(Excerpt provided)
Biopunk, This is Not: Leaving Cyberpunk's Shadow


 Repost from my old substack I had. I deleted it because, honestly, it was too much for what my main purpose for what I need.

So I am going to be re-posting old stuff here.

Bio-observance, Not Biopunk.



Alone in the Void setting has been one that I have been hoping on and off of for the last ten years, with some of the original documents from when I was planning on it being a TTRPG setting being lost to time (aka I can’t find the fucking USB which has the files).

In the original iteration, it was supposed to have some surface level cyberpunk elements, however over time that part got pulled out. I don’t know why at the time, but I think it felt like it limited the setting versus enhancing it, and my passions (nature, conservation, and biology) did not line up with it. 

However, the removal of the cyberpunk themes left the body of the setting without a skeleton to mold itself around, leaving a lump of flesh on the ground held together by skin in the end.
(End Excerpt provided)
Exercise set:
1 - Answer these questions about the blog post on the Alone in the Void setting above:
(a) For how long has the writer been working on the setting?
(b) Which three passions of the writer did not line up with the cyberpunk elements?
(c) What was the setting left as after the cyberpunk themes were removed?
2 - Continue the blog post on the Alone in the Void setting from its last sentence.
(Data section)
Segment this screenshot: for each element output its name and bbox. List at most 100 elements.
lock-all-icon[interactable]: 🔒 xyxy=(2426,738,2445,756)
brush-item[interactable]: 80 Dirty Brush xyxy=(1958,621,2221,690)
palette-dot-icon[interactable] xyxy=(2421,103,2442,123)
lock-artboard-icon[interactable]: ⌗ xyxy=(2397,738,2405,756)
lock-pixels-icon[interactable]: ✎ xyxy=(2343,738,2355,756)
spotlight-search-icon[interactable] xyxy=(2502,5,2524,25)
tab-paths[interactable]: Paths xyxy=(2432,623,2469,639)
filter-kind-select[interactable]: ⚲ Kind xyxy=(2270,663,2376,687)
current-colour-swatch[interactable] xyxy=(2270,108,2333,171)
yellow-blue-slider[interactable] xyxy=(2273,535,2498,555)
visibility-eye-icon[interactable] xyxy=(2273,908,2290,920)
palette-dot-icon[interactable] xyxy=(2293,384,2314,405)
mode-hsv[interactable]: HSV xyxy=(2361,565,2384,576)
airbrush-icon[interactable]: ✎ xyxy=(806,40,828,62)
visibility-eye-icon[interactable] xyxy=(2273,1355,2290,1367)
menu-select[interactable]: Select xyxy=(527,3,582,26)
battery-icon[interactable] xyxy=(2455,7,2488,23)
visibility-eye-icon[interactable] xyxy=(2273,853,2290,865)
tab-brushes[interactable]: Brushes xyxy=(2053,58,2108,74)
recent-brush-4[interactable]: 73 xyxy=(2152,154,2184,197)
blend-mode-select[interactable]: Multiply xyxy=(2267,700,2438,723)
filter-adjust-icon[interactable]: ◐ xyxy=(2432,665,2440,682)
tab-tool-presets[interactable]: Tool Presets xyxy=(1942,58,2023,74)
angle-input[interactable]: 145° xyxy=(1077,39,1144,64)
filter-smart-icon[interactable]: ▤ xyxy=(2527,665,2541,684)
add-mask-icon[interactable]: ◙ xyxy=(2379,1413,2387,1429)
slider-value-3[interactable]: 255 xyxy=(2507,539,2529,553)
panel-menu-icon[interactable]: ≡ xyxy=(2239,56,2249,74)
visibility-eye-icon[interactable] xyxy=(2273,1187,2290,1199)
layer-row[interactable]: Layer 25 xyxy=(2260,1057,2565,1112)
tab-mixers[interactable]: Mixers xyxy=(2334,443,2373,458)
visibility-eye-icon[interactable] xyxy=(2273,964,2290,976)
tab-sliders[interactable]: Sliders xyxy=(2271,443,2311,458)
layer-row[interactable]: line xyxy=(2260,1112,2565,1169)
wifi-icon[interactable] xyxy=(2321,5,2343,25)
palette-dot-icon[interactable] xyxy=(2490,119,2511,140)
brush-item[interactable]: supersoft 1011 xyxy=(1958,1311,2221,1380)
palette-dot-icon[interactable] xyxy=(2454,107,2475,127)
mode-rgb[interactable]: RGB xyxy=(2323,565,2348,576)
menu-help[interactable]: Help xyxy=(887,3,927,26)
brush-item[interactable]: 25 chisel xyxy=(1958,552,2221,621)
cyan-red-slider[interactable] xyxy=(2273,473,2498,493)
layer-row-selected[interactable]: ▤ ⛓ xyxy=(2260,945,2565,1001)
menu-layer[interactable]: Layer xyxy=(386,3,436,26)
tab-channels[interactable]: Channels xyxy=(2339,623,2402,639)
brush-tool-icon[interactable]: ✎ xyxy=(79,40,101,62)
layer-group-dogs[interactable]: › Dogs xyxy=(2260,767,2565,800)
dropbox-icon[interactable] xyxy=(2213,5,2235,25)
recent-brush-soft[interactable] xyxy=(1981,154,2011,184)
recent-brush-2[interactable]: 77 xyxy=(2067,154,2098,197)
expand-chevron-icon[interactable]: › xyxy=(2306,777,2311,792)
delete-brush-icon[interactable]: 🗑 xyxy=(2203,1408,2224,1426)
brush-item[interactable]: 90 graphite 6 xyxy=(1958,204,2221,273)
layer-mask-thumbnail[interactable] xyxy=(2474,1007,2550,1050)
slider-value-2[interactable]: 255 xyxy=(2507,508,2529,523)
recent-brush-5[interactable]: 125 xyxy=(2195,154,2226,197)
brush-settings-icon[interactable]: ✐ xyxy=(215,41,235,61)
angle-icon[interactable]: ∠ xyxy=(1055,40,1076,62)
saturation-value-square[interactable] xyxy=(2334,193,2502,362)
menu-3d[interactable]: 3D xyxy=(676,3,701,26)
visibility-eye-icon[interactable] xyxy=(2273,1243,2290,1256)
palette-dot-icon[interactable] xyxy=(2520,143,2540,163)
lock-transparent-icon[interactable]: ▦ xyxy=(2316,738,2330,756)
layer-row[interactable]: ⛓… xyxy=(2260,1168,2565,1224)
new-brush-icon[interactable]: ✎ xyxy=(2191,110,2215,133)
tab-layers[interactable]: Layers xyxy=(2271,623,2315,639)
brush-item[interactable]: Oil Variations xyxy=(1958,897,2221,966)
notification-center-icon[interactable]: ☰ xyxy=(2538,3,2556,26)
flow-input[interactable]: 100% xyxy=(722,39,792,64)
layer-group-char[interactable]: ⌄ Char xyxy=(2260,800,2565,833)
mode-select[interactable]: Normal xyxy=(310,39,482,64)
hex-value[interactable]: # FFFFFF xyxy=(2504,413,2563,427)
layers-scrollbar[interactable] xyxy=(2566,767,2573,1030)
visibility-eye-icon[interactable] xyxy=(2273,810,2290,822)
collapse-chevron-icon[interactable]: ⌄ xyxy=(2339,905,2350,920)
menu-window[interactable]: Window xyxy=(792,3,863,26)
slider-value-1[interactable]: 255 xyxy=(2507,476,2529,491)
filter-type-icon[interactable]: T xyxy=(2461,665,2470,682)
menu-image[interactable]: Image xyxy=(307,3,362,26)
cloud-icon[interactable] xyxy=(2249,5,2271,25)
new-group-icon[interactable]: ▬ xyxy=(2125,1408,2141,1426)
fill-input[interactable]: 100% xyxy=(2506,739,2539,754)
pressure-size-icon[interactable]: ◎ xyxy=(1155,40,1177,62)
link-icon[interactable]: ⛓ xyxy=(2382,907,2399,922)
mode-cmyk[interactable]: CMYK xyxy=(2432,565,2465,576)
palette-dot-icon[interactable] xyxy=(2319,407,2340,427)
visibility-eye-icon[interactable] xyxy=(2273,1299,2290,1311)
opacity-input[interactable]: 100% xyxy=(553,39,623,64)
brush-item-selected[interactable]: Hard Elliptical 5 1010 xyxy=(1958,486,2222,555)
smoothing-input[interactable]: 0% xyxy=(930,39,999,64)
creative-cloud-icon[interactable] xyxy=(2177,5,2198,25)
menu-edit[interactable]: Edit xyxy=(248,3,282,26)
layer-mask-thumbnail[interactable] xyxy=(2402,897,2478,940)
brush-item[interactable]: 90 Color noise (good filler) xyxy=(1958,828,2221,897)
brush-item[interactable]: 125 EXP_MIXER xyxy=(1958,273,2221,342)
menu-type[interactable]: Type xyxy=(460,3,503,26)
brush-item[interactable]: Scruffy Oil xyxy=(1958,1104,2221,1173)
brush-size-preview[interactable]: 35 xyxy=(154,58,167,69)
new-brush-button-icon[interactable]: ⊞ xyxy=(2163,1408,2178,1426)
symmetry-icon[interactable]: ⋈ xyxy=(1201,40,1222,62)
(End Data section)
Expected results:
1 -
(a) On and off for the last ten years.
(b) Nature, conservation, and biology.
(c) A lump of flesh on the ground held together by skin, a body without a skeleton to mold itself around.

2 -
The logical option would be biopunk, however currently this subgenre is much like diesel-, solar-, and steam-punk subgenres: aesthetics without any substance. All skin, no flesh, no bone.

My next thought was to build what biopunk should be: a rebellion and critique of a system.

However, this setting is not about rebellion about such a system, because there is no singular system to critique here, especially one such as above. 

There is a military with governments attached on Luna (which while paranoid, is trying its best to maintain and protect humanity. What that means? It depends on the faction in charge), there are syndicalist unions on Mercury (which bicker among each other but hate everyone else not from Mercury more), that are remnant nation-states in the sky cities on Venus (which jerk off about great and influential they are, but are just jokes among the Inner Solar System, pretty much glorified reservations for cultures of an Earth that no longer exists),  there are the thousands of city-states on Mars (this place resembles Earth the most with it bickering except on a less grander scale), and there are the thousands of city-habitats in around the inner solar system who pretty much practice a resemblance of autarky out of necessity with how big space is.

As you can see, there is no need for rebellion in this world for there is no singular system to rebel against.

This setting, and its stories, are just reflections of what is going on in the world in which these characters live in a world that is post-post apocalypse.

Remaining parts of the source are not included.